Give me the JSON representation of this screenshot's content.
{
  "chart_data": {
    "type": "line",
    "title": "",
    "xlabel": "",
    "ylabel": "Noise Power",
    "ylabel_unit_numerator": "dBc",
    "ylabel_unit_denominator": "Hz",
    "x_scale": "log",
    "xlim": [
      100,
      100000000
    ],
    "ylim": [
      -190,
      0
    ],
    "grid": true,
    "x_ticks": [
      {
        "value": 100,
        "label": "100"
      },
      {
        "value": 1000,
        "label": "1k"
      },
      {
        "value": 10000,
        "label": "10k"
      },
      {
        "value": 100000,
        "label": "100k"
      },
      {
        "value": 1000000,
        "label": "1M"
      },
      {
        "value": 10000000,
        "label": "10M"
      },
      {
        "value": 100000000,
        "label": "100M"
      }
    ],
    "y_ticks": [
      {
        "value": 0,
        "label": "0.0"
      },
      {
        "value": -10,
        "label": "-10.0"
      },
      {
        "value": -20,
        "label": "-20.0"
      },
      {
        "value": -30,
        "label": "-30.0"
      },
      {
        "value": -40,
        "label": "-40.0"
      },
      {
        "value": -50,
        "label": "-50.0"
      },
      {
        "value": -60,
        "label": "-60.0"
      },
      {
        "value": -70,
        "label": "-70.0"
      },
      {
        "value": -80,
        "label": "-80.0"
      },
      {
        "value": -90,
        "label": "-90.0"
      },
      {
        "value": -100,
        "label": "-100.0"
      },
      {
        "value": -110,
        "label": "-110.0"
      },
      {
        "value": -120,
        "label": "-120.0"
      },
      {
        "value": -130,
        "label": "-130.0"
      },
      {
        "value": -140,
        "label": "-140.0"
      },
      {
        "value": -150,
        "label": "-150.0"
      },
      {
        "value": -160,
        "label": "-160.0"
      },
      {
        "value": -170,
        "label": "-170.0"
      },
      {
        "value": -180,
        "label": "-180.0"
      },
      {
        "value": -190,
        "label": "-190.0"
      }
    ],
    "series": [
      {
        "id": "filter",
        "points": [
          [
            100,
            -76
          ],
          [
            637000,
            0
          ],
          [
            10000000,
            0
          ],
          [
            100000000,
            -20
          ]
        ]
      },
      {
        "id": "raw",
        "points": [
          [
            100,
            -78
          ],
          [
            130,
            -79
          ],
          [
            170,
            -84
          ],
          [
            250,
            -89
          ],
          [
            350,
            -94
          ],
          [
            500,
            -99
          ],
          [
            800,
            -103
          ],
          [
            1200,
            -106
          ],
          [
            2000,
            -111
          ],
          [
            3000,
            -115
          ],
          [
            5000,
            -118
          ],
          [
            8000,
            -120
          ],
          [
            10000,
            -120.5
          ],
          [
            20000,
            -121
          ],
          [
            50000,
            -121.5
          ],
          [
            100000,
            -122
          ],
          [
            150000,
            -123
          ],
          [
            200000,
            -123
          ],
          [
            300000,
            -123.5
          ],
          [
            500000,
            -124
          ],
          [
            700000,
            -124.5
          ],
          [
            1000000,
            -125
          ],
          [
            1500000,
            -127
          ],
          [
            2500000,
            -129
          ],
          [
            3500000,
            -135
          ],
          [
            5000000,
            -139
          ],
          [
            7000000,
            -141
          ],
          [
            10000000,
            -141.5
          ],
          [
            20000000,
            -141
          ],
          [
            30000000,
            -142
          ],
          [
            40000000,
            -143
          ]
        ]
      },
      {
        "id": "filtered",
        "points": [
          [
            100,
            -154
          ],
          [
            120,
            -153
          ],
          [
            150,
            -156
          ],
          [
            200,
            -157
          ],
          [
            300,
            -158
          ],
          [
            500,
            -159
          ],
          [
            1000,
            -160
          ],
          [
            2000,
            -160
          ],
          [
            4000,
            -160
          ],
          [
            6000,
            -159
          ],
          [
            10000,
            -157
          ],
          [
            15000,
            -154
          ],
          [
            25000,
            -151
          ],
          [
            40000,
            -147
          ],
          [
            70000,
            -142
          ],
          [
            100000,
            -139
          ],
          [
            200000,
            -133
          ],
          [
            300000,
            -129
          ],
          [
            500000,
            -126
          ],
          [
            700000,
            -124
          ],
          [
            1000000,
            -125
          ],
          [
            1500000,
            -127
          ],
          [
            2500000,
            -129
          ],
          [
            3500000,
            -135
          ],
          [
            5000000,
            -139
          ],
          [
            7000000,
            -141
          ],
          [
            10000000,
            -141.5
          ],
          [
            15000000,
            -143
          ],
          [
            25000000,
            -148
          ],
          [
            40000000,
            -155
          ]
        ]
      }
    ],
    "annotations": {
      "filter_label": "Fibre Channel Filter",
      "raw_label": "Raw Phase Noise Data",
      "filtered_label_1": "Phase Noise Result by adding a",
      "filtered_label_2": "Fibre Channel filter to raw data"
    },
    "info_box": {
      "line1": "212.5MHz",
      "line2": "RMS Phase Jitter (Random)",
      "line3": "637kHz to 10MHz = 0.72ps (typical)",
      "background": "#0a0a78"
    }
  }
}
════════════════════
* _What this task involves_
For the entries above, state how many lines contain the word "Noise". Provide the number by itself.

* _Problem solution_
3